[Collected data]
--------

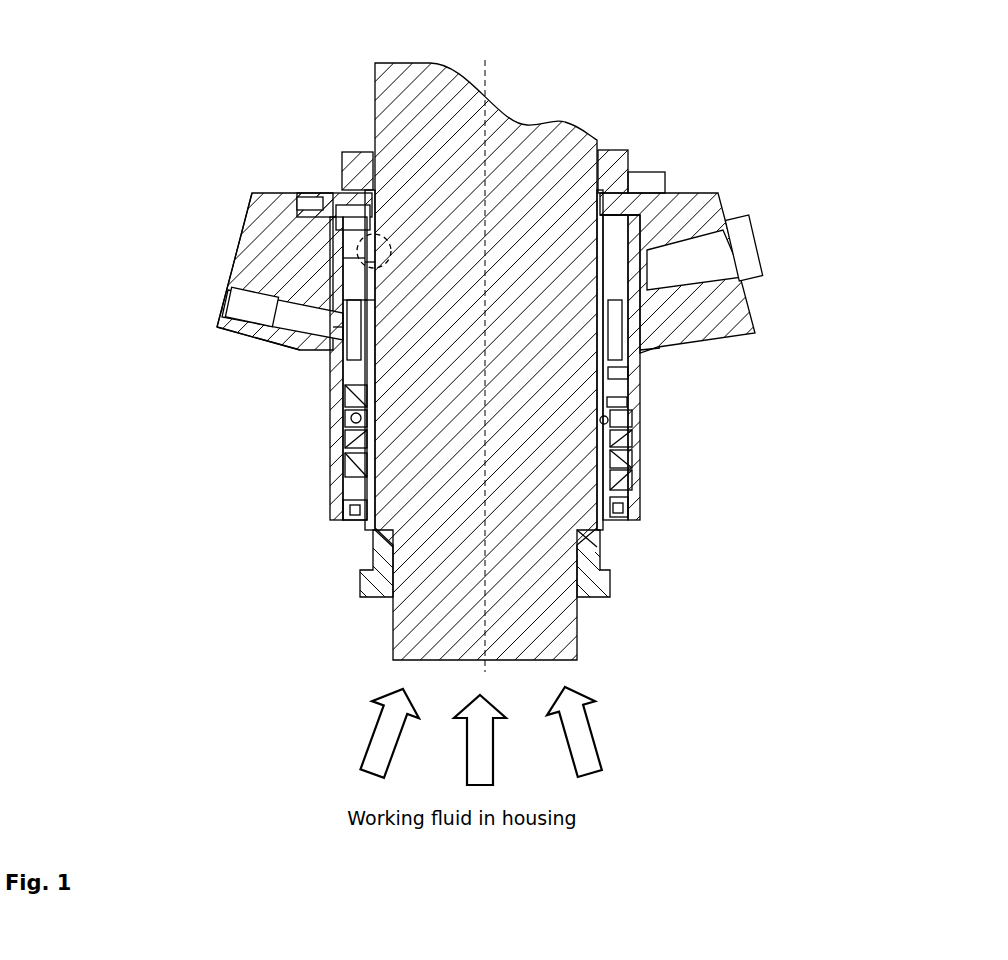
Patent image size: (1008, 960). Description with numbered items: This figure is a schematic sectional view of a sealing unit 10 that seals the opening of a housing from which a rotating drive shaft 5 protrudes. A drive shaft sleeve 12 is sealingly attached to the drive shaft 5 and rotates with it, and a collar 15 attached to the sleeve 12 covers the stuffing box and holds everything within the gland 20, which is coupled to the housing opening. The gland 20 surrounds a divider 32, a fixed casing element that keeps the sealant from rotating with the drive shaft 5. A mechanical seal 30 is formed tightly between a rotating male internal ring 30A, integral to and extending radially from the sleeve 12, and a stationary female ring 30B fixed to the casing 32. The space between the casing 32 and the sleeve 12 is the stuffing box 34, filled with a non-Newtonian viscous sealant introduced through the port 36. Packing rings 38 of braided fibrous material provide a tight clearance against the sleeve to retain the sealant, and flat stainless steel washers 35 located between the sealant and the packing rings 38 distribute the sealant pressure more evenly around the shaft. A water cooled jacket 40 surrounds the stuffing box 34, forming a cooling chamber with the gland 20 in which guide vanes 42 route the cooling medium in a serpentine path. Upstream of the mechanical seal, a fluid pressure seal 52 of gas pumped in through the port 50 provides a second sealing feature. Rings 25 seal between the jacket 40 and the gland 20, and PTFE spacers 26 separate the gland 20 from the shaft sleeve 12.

The drive shaft 5 is at (530, 123).
The sealing unit 10 is at (832, 233).
The drive shaft sleeve 12 is at (372, 157).
The collar 15 is at (620, 150).
The gland 20 is at (340, 280).
The rings 25 is at (332, 327).
The PTFE spacers 26 is at (347, 505).
The mechanical seal 30 is at (382, 247).
The rotating male internal ring 30A is at (382, 258).
The external stationary female ring 30B is at (345, 258).
The divider 32 is at (640, 202).
The stuffing box 34 is at (373, 300).
The washers 35 is at (620, 224).
The port 36 is at (713, 257).
The packing rings 38 is at (363, 215).
The water cooled jacket 40 is at (238, 242).
The guide vanes 42 is at (340, 288).
The port 50 is at (223, 300).
The fluid pressure seal 52 is at (347, 418).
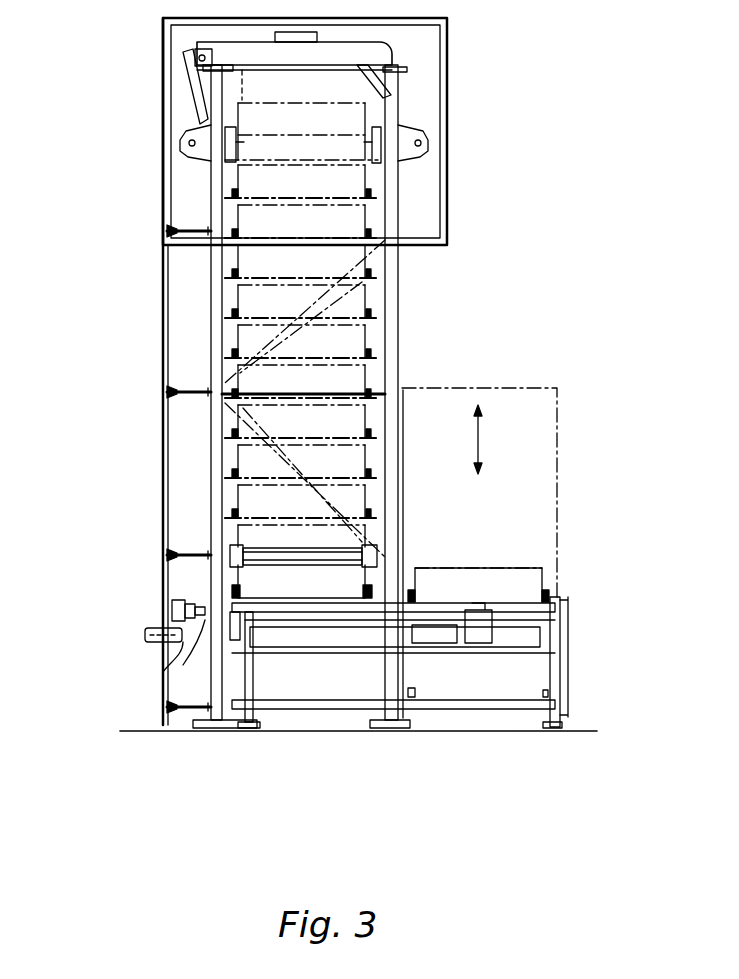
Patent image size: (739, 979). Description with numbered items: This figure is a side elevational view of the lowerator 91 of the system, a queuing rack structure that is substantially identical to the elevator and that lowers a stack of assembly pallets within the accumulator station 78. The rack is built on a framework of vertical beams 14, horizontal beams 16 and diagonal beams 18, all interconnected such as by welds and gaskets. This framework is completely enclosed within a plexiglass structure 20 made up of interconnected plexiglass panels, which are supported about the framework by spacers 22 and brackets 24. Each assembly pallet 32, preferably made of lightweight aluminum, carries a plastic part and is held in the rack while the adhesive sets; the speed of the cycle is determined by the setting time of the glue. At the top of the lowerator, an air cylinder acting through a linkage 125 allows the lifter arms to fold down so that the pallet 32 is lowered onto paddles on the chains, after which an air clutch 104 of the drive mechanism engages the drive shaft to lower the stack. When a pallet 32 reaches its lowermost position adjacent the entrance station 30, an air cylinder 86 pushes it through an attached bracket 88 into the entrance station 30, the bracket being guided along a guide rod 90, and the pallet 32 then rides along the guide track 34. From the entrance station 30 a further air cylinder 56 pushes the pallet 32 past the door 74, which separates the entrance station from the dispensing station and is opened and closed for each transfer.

The vertical beams 14 is at (210, 316).
The horizontal beams 16 is at (333, 393).
The diagonal beams 18 is at (265, 337).
The plexiglass structure 20 is at (162, 143).
The spacers 22 is at (165, 268).
The brackets 24 is at (207, 234).
The entrance station 30 is at (510, 672).
The assembly pallet 32 is at (373, 593).
The guide track 34 is at (550, 620).
The air cylinder 56 is at (480, 645).
The door 74 is at (533, 388).
The accumulator station 78 is at (310, 654).
The air cylinder 86 is at (283, 640).
The bracket 88 is at (245, 725).
The guide rod 90 is at (333, 650).
The lowerator 91 is at (125, 168).
The air clutch 104 is at (175, 650).
The linkage 125 is at (186, 90).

--------

Given request: Can you convert the records above into a two-column CSV with the headers description and locations, one row per record, putting each record's text and its answer in a single quoted field each, with line breaks replaced by spaces and the pictures left out?

Complete response:
description,locations
"Patent image size: (1008, 960). Description with numbered items: This figure is a schematic sectional view of a sealing unit 10 that seals the opening of a housing from which a rotating drive shaft 5 protrudes. A drive shaft sleeve 12 is sealingly attached to the drive shaft 5 and rotates with it, and a collar 15 attached to the sleeve 12 covers the stuffing box and holds everything within the gland 20, which is coupled to the housing opening. The gland 20 surrounds a divider 32, a fixed casing element that keeps the sealant from rotating with the drive shaft 5. A mechanical seal 30 is formed tightly between a rotating male internal ring 30A, integral to and extending radially from the sleeve 12, and a stationary female ring 30B fixed to the casing 32. The space between the casing 32 and the sleeve 12 is the stuffing box 34, filled with a non-Newtonian viscous sealant introduced through the port 36. Packing rings 38 of braided fibrous material provide a tight clearance against the sleeve to retain the sealant, and flat stainless steel washers 35 located between the sealant and the packing rings 38 distribute the sealant pressure more evenly around the shaft. A water cooled jacket 40 surrounds the stuffing box 34, forming a cooling chamber with the gland 20 in which guide vanes 42 route the cooling medium in a serpentine path. Upstream of the mechanical seal, a fluid pressure seal 52 of gas pumped in through the port 50 provides a second sealing feature. Rings 25 seal between the jacket 40 and the gland 20, and PTFE spacers 26 separate the gland 20 from the shaft sleeve 12.","The drive shaft 5 is at (530, 123). The sealing unit 10 is at (832, 233). The drive shaft sleeve 12 is at (372, 157). The collar 15 is at (620, 150). The gland 20 is at (340, 280). The rings 25 is at (332, 327). The PTFE spacers 26 is at (347, 505). The mechanical seal 30 is at (382, 247). The rotating male internal ring 30A is at (382, 258). The external stationary female ring 30B is at (345, 258). The divider 32 is at (640, 202). The stuffing box 34 is at (373, 300). The washers 35 is at (620, 224). The port 36 is at (713, 257). The packing rings 38 is at (363, 215). The water cooled jacket 40 is at (238, 242). The guide vanes 42 is at (340, 288). The port 50 is at (223, 300). The fluid pressure seal 52 is at (347, 418)."
"Patent image size: (739, 979). Description with numbered items: This figure is a side elevational view of the lowerator 91 of the system, a queuing rack structure that is substantially identical to the elevator and that lowers a stack of assembly pallets within the accumulator station 78. The rack is built on a framework of vertical beams 14, horizontal beams 16 and diagonal beams 18, all interconnected such as by welds and gaskets. This framework is completely enclosed within a plexiglass structure 20 made up of interconnected plexiglass panels, which are supported about the framework by spacers 22 and brackets 24. Each assembly pallet 32, preferably made of lightweight aluminum, carries a plastic part and is held in the rack while the adhesive sets; the speed of the cycle is determined by the setting time of the glue. At the top of the lowerator, an air cylinder acting through a linkage 125 allows the lifter arms to fold down so that the pallet 32 is lowered onto paddles on the chains, after which an air clutch 104 of the drive mechanism engages the drive shaft to lower the stack. When a pallet 32 reaches its lowermost position adjacent the entrance station 30, an air cylinder 86 pushes it through an attached bracket 88 into the entrance station 30, the bracket being guided along a guide rod 90, and the pallet 32 then rides along the guide track 34. From the entrance station 30 a further air cylinder 56 pushes the pallet 32 past the door 74, which separates the entrance station from the dispensing station and is opened and closed for each transfer.","The vertical beams 14 is at (210, 316). The horizontal beams 16 is at (333, 393). The diagonal beams 18 is at (265, 337). The plexiglass structure 20 is at (162, 143). The spacers 22 is at (165, 268). The brackets 24 is at (207, 234). The entrance station 30 is at (510, 672). The assembly pallet 32 is at (373, 593). The guide track 34 is at (550, 620). The air cylinder 56 is at (480, 645). The door 74 is at (533, 388). The accumulator station 78 is at (310, 654). The air cylinder 86 is at (283, 640). The bracket 88 is at (245, 725). The guide rod 90 is at (333, 650). The lowerator 91 is at (125, 168). The air clutch 104 is at (175, 650). The linkage 125 is at (186, 90)."